** YOUR OBJECTIVE **
Each entry must appear again exactly as it does in the source.
-------- EXERCISE DATA
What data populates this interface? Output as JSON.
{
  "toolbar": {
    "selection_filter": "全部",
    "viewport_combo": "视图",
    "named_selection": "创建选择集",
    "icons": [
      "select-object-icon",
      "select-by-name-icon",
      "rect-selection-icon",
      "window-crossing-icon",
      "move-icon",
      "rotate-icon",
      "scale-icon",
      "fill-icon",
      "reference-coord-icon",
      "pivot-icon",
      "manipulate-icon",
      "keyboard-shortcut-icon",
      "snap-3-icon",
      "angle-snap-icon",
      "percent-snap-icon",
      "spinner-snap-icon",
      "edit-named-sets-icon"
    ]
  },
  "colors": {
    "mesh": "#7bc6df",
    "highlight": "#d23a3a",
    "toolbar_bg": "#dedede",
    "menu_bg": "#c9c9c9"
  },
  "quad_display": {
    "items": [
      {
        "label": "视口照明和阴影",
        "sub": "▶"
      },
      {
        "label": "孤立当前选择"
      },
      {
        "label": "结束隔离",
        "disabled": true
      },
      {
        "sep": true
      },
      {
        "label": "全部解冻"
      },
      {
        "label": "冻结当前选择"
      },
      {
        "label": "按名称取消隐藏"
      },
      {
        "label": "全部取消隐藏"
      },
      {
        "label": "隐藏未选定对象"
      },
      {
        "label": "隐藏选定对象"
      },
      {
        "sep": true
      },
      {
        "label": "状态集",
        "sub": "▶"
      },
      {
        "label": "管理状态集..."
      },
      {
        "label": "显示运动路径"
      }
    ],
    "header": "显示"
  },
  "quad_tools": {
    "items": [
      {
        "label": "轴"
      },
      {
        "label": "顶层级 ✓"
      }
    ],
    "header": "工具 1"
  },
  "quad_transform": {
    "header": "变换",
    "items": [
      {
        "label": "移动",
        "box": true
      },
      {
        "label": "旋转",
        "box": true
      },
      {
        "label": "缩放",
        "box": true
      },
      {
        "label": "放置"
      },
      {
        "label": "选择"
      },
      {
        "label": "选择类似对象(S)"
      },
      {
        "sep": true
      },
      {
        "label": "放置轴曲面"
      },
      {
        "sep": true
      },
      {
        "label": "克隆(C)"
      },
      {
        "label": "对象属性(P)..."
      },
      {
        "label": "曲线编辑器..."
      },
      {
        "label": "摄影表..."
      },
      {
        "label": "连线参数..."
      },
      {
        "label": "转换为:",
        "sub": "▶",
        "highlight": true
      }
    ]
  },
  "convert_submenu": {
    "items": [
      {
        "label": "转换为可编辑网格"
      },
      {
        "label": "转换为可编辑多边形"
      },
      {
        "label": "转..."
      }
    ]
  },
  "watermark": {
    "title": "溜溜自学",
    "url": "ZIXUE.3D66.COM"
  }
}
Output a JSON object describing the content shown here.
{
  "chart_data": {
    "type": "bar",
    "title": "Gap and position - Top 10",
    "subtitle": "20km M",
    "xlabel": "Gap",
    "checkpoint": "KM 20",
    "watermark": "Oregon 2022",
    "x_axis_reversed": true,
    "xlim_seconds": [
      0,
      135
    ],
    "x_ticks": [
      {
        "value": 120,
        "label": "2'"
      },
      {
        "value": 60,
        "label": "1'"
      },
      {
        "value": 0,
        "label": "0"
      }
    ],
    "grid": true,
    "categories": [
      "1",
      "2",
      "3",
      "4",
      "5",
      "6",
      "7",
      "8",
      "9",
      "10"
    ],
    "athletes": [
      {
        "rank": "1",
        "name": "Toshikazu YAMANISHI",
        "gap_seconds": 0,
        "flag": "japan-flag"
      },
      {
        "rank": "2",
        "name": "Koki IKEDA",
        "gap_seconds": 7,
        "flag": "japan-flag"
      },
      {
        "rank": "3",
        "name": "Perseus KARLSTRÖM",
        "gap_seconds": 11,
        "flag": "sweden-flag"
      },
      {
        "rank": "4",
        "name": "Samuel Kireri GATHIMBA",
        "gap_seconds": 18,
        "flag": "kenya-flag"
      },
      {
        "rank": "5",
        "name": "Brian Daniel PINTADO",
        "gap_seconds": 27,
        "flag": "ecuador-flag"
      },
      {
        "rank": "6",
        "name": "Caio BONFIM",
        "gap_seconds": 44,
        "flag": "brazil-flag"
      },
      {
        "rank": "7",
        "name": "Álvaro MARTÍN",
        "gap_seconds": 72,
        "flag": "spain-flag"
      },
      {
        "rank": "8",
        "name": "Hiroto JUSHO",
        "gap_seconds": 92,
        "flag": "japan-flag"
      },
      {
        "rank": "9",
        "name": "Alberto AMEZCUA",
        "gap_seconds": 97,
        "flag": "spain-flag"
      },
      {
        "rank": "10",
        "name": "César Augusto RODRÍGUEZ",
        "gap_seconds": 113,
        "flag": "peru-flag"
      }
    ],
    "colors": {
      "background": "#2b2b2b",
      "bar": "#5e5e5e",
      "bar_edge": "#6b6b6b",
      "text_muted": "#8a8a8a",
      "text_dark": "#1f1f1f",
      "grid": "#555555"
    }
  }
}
----------------
** RESULT OF THE TASK **
What data populates this interface? Output as JSON.
{
  "toolbar": {
    "selection_filter": "全部",
    "viewport_combo": "视图",
    "named_selection": "创建选择集",
    "icons": [
      "select-object-icon",
      "select-by-name-icon",
      "rect-selection-icon",
      "window-crossing-icon",
      "move-icon",
      "rotate-icon",
      "scale-icon",
      "fill-icon",
      "reference-coord-icon",
      "pivot-icon",
      "manipulate-icon",
      "keyboard-shortcut-icon",
      "snap-3-icon",
      "angle-snap-icon",
      "percent-snap-icon",
      "spinner-snap-icon",
      "edit-named-sets-icon"
    ]
  },
  "colors": {
    "mesh": "#7bc6df",
    "highlight": "#d23a3a",
    "toolbar_bg": "#dedede",
    "menu_bg": "#c9c9c9"
  },
  "quad_display": {
    "items": [
      {
        "label": "视口照明和阴影",
        "sub": "▶"
      },
      {
        "label": "孤立当前选择"
      },
      {
        "label": "结束隔离",
        "disabled": true
      },
      {
        "sep": true
      },
      {
        "label": "全部解冻"
      },
      {
        "label": "冻结当前选择"
      },
      {
        "label": "按名称取消隐藏"
      },
      {
        "label": "全部取消隐藏"
      },
      {
        "label": "隐藏未选定对象"
      },
      {
        "label": "隐藏选定对象"
      },
      {
        "sep": true
      },
      {
        "label": "状态集",
        "sub": "▶"
      },
      {
        "label": "管理状态集..."
      },
      {
        "label": "显示运动路径"
      }
    ],
    "header": "显示"
  },
  "quad_tools": {
    "items": [
      {
        "label": "轴"
      },
      {
        "label": "顶层级 ✓"
      }
    ],
    "header": "工具 1"
  },
  "quad_transform": {
    "header": "变换",
    "items": [
      {
        "label": "移动",
        "box": true
      },
      {
        "label": "旋转",
        "box": true
      },
      {
        "label": "缩放",
        "box": true
      },
      {
        "label": "放置"
      },
      {
        "label": "选择"
      },
      {
        "label": "选择类似对象(S)"
      },
      {
        "sep": true
      },
      {
        "label": "放置轴曲面"
      },
      {
        "sep": true
      },
      {
        "label": "克隆(C)"
      },
      {
        "label": "对象属性(P)..."
      },
      {
        "label": "曲线编辑器..."
      },
      {
        "label": "摄影表..."
      },
      {
        "label": "连线参数..."
      },
      {
        "label": "转换为:",
        "sub": "▶",
        "highlight": true
      }
    ]
  },
  "convert_submenu": {
    "items": [
      {
        "label": "转换为可编辑网格"
      },
      {
        "label": "转换为可编辑多边形"
      },
      {
        "label": "转..."
      }
    ]
  },
  "watermark": {
    "title": "溜溜自学",
    "url": "ZIXUE.3D66.COM"
  }
}
Output a JSON object describing the content shown here.
{
  "chart_data": {
    "type": "bar",
    "title": "Gap and position - Top 10",
    "subtitle": "20km M",
    "xlabel": "Gap",
    "checkpoint": "KM 20",
    "watermark": "Oregon 2022",
    "x_axis_reversed": true,
    "xlim_seconds": [
      0,
      135
    ],
    "x_ticks": [
      {
        "value": 120,
        "label": "2'"
      },
      {
        "value": 60,
        "label": "1'"
      },
      {
        "value": 0,
        "label": "0"
      }
    ],
    "grid": true,
    "categories": [
      "1",
      "2",
      "3",
      "4",
      "5",
      "6",
      "7",
      "8",
      "9",
      "10"
    ],
    "athletes": [
      {
        "rank": "1",
        "name": "Toshikazu YAMANISHI",
        "gap_seconds": 0,
        "flag": "japan-flag"
      },
      {
        "rank": "2",
        "name": "Koki IKEDA",
        "gap_seconds": 7,
        "flag": "japan-flag"
      },
      {
        "rank": "3",
        "name": "Perseus KARLSTRÖM",
        "gap_seconds": 11,
        "flag": "sweden-flag"
      },
      {
        "rank": "4",
        "name": "Samuel Kireri GATHIMBA",
        "gap_seconds": 18,
        "flag": "kenya-flag"
      },
      {
        "rank": "5",
        "name": "Brian Daniel PINTADO",
        "gap_seconds": 27,
        "flag": "ecuador-flag"
      },
      {
        "rank": "6",
        "name": "Caio BONFIM",
        "gap_seconds": 44,
        "flag": "brazil-flag"
      },
      {
        "rank": "7",
        "name": "Álvaro MARTÍN",
        "gap_seconds": 72,
        "flag": "spain-flag"
      },
      {
        "rank": "8",
        "name": "Hiroto JUSHO",
        "gap_seconds": 92,
        "flag": "japan-flag"
      },
      {
        "rank": "9",
        "name": "Alberto AMEZCUA",
        "gap_seconds": 97,
        "flag": "spain-flag"
      },
      {
        "rank": "10",
        "name": "César Augusto RODRÍGUEZ",
        "gap_seconds": 113,
        "flag": "peru-flag"
      }
    ],
    "colors": {
      "background": "#2b2b2b",
      "bar": "#5e5e5e",
      "bar_edge": "#6b6b6b",
      "text_muted": "#8a8a8a",
      "text_dark": "#1f1f1f",
      "grid": "#555555"
    }
  }
}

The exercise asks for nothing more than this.